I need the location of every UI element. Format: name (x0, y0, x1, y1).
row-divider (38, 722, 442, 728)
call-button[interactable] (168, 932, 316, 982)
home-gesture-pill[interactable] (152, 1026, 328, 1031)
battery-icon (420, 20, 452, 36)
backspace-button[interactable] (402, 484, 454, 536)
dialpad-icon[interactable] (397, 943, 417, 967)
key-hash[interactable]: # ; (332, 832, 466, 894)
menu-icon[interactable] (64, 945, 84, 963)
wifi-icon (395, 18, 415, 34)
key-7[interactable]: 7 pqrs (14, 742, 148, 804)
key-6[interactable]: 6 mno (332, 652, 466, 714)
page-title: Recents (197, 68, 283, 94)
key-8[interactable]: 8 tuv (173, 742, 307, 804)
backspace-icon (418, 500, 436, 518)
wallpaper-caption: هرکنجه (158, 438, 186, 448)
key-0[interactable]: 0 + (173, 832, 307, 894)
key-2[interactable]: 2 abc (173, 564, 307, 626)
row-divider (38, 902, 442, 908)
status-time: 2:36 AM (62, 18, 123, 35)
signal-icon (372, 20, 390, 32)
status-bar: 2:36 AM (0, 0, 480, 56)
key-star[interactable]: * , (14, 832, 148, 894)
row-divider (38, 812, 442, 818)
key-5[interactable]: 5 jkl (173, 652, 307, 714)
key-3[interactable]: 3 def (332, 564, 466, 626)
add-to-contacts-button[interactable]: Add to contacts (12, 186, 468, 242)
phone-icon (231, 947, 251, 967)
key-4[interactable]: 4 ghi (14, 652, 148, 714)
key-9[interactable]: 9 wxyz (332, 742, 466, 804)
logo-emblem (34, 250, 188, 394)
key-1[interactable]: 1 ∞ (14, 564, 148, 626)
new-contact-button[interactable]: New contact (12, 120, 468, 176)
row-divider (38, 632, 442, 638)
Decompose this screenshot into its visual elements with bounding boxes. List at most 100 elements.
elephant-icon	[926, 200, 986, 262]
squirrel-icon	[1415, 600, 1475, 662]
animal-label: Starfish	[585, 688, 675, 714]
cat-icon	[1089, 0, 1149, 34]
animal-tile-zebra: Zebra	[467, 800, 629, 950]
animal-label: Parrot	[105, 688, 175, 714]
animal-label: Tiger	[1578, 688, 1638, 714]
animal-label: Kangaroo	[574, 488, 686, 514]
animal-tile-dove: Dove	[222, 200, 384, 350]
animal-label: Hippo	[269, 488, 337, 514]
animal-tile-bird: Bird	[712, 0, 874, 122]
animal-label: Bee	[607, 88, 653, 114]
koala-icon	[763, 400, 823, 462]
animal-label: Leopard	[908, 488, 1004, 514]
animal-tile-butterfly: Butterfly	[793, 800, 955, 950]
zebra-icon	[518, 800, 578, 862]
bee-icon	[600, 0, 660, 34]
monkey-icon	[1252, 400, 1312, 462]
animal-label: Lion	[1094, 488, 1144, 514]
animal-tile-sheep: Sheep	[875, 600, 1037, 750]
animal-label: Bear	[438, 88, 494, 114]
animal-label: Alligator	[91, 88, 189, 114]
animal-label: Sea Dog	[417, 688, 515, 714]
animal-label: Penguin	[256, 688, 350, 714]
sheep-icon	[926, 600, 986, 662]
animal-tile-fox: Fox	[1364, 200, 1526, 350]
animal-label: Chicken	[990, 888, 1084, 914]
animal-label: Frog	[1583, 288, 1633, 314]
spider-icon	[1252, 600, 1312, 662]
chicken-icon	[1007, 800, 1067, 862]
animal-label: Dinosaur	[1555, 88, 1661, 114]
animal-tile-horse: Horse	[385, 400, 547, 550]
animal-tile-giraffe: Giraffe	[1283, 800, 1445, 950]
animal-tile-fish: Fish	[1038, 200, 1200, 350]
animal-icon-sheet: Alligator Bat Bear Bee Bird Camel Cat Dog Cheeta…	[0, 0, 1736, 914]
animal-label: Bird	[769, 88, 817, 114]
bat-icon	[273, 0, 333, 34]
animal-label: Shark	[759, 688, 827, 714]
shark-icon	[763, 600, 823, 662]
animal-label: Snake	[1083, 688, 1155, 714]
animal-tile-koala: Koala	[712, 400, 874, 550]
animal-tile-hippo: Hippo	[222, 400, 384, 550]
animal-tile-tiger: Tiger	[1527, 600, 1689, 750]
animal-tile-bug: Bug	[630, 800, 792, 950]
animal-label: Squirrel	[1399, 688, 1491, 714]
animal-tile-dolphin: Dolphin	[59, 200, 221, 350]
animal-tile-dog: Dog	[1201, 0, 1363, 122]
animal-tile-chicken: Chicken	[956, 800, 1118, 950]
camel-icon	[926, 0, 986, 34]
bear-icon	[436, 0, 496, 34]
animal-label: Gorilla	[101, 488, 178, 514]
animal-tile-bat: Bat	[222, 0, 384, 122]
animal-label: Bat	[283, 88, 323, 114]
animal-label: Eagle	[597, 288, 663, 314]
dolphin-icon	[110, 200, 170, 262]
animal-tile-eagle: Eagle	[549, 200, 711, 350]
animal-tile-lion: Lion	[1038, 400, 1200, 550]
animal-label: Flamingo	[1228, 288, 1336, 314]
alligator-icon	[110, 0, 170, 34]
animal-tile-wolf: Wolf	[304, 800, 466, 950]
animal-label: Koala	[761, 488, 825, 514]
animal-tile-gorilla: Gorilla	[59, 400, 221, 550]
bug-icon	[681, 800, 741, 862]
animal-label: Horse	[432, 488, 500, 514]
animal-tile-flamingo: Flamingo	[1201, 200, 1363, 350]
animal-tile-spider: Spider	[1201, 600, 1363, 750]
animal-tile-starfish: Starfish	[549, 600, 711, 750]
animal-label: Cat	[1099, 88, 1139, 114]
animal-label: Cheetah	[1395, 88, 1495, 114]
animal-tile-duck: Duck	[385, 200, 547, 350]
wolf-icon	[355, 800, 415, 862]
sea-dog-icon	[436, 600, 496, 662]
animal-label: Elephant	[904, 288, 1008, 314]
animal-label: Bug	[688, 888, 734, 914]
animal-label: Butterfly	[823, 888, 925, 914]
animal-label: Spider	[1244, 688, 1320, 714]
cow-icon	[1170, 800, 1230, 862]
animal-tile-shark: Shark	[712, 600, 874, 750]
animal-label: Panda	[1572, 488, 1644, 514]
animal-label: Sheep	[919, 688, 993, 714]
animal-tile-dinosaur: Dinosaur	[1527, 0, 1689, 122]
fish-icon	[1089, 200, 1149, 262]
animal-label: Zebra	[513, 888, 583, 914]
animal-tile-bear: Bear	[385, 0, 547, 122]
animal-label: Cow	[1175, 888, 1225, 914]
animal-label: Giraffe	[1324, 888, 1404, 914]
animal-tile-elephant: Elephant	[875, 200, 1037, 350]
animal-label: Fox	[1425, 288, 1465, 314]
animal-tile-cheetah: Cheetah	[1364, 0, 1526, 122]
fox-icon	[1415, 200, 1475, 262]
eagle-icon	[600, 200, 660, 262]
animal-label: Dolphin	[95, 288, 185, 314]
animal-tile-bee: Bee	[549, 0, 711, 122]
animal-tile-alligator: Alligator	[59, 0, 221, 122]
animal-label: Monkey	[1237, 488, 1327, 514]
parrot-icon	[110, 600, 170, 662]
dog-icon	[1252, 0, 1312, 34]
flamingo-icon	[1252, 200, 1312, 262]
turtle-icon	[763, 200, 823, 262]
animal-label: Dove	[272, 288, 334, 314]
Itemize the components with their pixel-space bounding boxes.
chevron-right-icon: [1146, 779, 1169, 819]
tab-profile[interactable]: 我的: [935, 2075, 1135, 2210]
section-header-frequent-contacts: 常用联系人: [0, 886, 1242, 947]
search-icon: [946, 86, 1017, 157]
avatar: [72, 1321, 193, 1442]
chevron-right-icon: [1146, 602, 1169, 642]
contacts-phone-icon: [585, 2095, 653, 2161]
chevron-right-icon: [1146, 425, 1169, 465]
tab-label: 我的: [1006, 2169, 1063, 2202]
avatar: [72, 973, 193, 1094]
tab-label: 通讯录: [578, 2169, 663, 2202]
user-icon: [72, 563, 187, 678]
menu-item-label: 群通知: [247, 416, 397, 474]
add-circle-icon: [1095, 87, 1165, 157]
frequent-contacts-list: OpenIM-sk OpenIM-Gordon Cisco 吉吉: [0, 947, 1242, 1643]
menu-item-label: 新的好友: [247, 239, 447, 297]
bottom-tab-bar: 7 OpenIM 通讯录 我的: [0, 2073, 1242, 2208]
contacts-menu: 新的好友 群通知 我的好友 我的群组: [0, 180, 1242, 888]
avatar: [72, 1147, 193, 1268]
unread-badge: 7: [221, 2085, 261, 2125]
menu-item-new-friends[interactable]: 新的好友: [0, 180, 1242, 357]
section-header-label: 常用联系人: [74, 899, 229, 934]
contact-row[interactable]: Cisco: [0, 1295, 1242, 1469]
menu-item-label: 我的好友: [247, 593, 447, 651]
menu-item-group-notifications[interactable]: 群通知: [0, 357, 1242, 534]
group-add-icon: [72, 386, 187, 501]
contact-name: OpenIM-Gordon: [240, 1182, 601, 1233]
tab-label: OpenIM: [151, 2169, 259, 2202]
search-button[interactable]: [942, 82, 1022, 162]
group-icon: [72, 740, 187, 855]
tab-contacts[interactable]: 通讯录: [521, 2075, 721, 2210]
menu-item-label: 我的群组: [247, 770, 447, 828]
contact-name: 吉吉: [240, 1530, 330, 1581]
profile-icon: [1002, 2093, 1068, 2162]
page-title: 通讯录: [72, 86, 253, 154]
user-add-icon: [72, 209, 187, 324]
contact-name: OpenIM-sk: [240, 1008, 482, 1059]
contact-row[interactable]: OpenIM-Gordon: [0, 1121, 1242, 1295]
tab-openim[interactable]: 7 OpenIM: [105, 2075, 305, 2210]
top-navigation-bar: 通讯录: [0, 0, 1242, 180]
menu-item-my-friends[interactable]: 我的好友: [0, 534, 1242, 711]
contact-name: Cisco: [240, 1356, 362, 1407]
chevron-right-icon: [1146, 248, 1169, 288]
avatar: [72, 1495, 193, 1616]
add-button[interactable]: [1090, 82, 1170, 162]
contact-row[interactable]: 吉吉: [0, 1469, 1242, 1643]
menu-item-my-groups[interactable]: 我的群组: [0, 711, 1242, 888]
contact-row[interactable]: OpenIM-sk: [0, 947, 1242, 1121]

::::::::

_Written task_. Copy the items word for word, from the start of the items through the line that contains "status-bar: 2:36 AM (0, 0, 480, 56)", including that line.

_Exercise output_.
I need the location of every UI element. Format: name (x0, y0, x1, y1).
row-divider (38, 722, 442, 728)
call-button[interactable] (168, 932, 316, 982)
home-gesture-pill[interactable] (152, 1026, 328, 1031)
battery-icon (420, 20, 452, 36)
backspace-button[interactable] (402, 484, 454, 536)
dialpad-icon[interactable] (397, 943, 417, 967)
key-hash[interactable]: # ; (332, 832, 466, 894)
menu-icon[interactable] (64, 945, 84, 963)
wifi-icon (395, 18, 415, 34)
key-7[interactable]: 7 pqrs (14, 742, 148, 804)
key-6[interactable]: 6 mno (332, 652, 466, 714)
page-title: Recents (197, 68, 283, 94)
key-8[interactable]: 8 tuv (173, 742, 307, 804)
backspace-icon (418, 500, 436, 518)
wallpaper-caption: هرکنجه (158, 438, 186, 448)
key-0[interactable]: 0 + (173, 832, 307, 894)
key-2[interactable]: 2 abc (173, 564, 307, 626)
row-divider (38, 902, 442, 908)
status-time: 2:36 AM (62, 18, 123, 35)
signal-icon (372, 20, 390, 32)
status-bar: 2:36 AM (0, 0, 480, 56)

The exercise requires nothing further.